=== Description of the task ===
In the entries below, find every line with "الكافي" and copy it.

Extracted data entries
--------

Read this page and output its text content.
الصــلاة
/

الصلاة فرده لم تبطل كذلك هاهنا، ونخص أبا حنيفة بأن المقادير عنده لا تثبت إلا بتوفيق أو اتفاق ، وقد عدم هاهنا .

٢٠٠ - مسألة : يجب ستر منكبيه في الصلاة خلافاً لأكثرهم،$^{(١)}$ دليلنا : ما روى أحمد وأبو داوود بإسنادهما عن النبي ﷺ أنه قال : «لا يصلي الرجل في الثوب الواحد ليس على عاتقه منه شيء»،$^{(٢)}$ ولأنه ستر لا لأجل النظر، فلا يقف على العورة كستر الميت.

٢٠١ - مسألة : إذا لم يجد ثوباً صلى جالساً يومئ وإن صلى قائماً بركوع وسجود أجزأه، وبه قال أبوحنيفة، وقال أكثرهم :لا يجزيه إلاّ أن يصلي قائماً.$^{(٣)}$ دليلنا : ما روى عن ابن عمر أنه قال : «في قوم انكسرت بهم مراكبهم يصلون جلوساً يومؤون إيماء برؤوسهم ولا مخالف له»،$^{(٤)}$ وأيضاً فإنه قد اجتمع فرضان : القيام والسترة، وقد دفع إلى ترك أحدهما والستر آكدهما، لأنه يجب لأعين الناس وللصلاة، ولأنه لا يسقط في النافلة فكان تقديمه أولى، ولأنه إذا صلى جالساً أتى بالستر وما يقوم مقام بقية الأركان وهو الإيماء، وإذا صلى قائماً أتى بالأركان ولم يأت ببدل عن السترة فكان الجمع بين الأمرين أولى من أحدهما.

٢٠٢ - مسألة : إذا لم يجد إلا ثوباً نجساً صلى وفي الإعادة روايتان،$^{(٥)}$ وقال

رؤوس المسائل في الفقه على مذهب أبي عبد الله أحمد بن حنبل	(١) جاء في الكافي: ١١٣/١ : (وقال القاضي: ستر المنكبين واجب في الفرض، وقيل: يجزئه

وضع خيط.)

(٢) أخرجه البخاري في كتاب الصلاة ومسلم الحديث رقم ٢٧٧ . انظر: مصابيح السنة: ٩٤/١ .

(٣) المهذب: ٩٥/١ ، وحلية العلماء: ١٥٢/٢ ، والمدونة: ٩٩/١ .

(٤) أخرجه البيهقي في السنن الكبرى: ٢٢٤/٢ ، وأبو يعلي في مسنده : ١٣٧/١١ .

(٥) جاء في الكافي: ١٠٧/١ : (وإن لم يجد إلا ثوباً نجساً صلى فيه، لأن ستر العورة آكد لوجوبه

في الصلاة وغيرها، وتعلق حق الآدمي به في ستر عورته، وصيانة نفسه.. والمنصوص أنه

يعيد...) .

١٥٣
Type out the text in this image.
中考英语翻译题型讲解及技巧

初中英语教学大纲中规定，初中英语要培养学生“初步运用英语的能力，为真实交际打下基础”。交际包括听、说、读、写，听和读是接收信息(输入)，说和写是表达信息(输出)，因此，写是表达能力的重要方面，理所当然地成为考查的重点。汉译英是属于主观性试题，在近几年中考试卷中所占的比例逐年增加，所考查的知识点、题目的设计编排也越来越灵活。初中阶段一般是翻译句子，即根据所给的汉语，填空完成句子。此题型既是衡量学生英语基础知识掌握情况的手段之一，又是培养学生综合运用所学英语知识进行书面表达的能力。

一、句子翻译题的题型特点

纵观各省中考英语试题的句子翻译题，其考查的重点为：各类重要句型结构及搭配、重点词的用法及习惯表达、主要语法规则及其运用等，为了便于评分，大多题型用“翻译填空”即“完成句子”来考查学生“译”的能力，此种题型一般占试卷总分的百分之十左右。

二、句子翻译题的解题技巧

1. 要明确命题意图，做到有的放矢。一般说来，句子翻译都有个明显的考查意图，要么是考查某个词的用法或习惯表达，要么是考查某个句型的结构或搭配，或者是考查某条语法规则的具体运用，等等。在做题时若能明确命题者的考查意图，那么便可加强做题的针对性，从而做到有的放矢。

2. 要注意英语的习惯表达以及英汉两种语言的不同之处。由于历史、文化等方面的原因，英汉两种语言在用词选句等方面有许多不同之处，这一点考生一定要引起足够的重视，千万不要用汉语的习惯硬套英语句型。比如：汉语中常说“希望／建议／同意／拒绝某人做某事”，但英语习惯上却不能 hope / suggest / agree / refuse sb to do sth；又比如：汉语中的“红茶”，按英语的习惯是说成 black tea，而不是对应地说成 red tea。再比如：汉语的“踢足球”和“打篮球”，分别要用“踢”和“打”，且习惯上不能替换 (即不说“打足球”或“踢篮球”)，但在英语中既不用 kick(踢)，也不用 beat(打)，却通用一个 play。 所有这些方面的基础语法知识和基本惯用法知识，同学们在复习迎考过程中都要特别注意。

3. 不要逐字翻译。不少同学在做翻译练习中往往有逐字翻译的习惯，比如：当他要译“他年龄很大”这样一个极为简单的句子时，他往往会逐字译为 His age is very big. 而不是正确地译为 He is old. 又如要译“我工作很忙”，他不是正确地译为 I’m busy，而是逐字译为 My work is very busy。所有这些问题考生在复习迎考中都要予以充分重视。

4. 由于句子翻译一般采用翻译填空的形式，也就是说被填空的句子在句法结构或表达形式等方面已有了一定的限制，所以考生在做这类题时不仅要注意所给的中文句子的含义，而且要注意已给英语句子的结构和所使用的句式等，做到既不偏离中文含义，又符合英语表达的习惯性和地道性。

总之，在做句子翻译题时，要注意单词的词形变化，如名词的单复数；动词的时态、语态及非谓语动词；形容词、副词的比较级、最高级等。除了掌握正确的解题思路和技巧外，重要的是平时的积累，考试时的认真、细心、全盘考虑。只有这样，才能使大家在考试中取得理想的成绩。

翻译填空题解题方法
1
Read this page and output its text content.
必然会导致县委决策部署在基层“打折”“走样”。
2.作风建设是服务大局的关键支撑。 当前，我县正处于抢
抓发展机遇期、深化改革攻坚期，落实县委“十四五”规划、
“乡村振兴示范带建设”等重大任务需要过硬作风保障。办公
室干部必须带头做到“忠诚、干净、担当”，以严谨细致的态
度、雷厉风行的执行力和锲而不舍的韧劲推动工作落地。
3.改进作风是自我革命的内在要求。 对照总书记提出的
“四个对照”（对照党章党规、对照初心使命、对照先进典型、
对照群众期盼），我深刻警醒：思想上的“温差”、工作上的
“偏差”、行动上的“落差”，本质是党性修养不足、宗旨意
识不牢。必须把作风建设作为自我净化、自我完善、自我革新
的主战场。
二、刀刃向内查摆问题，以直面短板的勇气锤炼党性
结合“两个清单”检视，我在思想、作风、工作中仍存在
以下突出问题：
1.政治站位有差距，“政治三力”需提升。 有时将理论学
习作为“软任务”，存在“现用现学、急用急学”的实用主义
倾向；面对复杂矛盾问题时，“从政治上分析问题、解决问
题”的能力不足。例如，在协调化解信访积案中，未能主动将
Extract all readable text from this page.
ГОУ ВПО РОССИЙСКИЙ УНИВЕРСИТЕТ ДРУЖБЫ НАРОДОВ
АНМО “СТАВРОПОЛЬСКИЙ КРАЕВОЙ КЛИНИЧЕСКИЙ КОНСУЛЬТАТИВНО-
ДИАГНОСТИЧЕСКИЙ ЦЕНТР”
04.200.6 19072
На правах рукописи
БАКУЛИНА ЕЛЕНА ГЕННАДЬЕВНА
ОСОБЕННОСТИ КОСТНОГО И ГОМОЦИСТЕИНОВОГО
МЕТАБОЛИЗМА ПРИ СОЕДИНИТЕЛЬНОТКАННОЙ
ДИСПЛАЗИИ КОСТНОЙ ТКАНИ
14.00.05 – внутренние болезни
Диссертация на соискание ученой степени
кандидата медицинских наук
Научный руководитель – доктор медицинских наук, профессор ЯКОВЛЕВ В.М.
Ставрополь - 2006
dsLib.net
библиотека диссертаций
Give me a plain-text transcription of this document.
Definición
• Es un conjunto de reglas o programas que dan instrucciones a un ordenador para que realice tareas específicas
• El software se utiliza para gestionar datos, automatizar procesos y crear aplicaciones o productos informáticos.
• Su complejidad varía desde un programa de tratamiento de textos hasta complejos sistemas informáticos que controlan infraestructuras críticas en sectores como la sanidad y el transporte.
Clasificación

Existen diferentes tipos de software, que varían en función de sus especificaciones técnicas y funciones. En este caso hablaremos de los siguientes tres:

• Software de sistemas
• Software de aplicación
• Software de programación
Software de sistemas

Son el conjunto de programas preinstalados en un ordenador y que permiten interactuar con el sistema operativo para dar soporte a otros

--------

=== Correct response ===
رؤوس المسائل في الفقه على مذهب أبي عبد الله أحمد بن حنبل	(١) جاء في الكافي: ١١٣/١ : (وقال القاضي: ستر المنكبين واجب في الفرض، وقيل: يجزئه
(٥) جاء في الكافي: ١٠٧/١ : (وإن لم يجد إلا ثوباً نجساً صلى فيه، لأن ستر العورة آكد لوجوبه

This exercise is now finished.